Start GIVEN INFORMATION

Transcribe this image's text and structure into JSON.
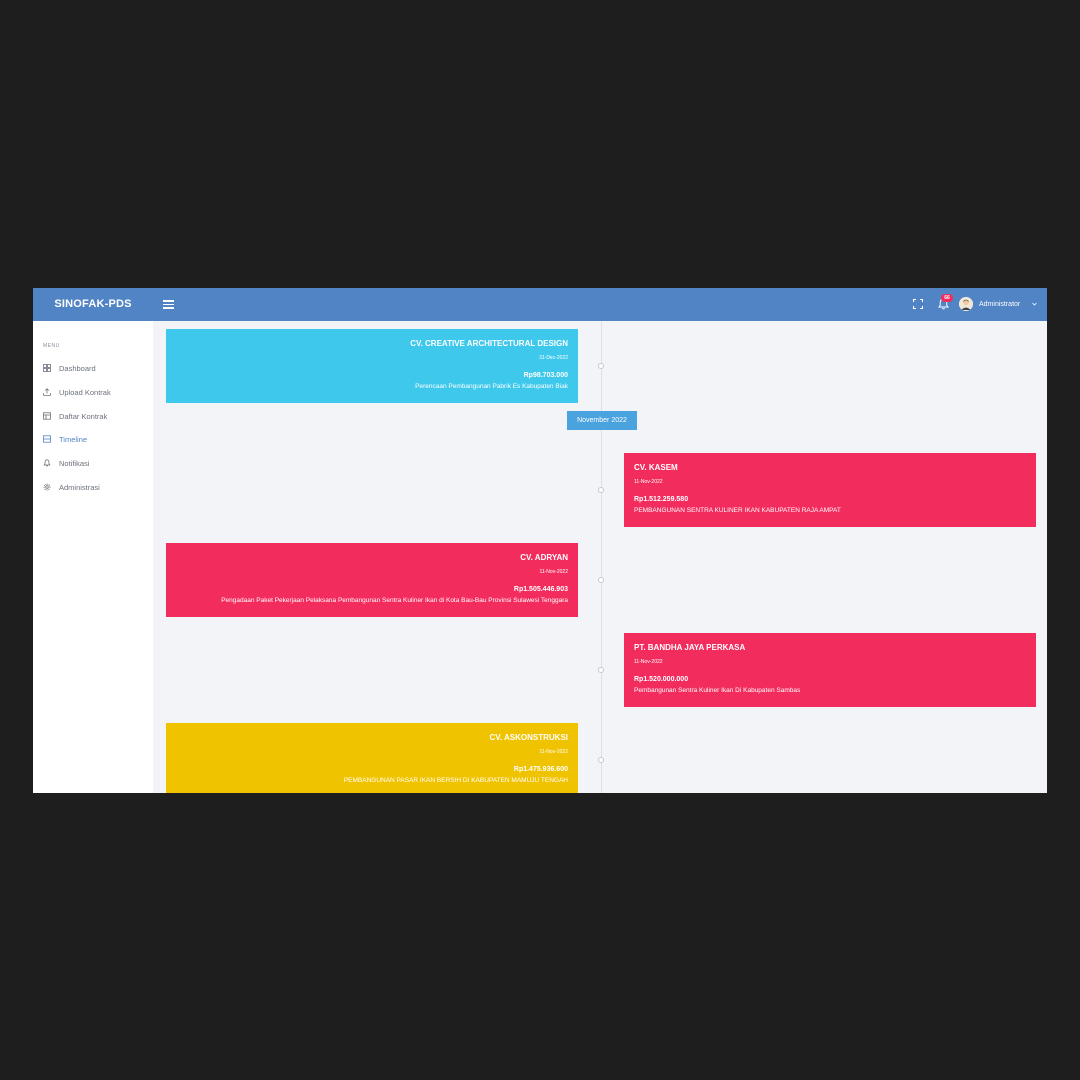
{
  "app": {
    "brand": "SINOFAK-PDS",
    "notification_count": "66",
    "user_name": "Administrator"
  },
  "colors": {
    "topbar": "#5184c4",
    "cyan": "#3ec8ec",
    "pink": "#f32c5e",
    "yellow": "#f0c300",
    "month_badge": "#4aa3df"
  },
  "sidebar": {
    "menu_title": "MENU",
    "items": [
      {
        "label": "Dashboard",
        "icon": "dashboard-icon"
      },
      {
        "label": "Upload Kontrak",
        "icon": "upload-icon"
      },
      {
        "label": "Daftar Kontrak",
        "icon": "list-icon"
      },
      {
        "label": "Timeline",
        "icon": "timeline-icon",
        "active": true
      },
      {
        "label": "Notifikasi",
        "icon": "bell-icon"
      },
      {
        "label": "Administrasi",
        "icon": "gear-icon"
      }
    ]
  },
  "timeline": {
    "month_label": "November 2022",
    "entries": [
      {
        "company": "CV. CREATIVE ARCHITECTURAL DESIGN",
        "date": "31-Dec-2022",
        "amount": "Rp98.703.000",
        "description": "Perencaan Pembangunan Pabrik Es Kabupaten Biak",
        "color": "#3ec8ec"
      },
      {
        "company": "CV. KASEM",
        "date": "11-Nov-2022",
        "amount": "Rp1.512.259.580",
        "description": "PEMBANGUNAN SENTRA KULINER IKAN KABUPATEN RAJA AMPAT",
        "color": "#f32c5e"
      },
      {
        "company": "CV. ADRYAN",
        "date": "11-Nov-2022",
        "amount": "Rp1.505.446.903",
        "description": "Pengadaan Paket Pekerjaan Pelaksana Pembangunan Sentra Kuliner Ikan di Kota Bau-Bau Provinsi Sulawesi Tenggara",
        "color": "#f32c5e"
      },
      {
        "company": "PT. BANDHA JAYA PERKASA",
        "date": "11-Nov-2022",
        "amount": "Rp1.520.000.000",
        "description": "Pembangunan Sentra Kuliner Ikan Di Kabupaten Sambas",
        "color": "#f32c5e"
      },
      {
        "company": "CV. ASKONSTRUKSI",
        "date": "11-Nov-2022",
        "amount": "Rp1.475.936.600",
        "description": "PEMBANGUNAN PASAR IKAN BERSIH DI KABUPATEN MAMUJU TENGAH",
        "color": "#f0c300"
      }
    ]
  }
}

End GIVEN INFORMATION

# INSTRUCTIONS FOR THE TASK
Copy all lines above containing the string "company".

# ANSWER
        "company": "CV. CREATIVE ARCHITECTURAL DESIGN",
        "company": "CV. KASEM",
        "company": "CV. ADRYAN",
        "company": "PT. BANDHA JAYA PERKASA",
        "company": "CV. ASKONSTRUKSI",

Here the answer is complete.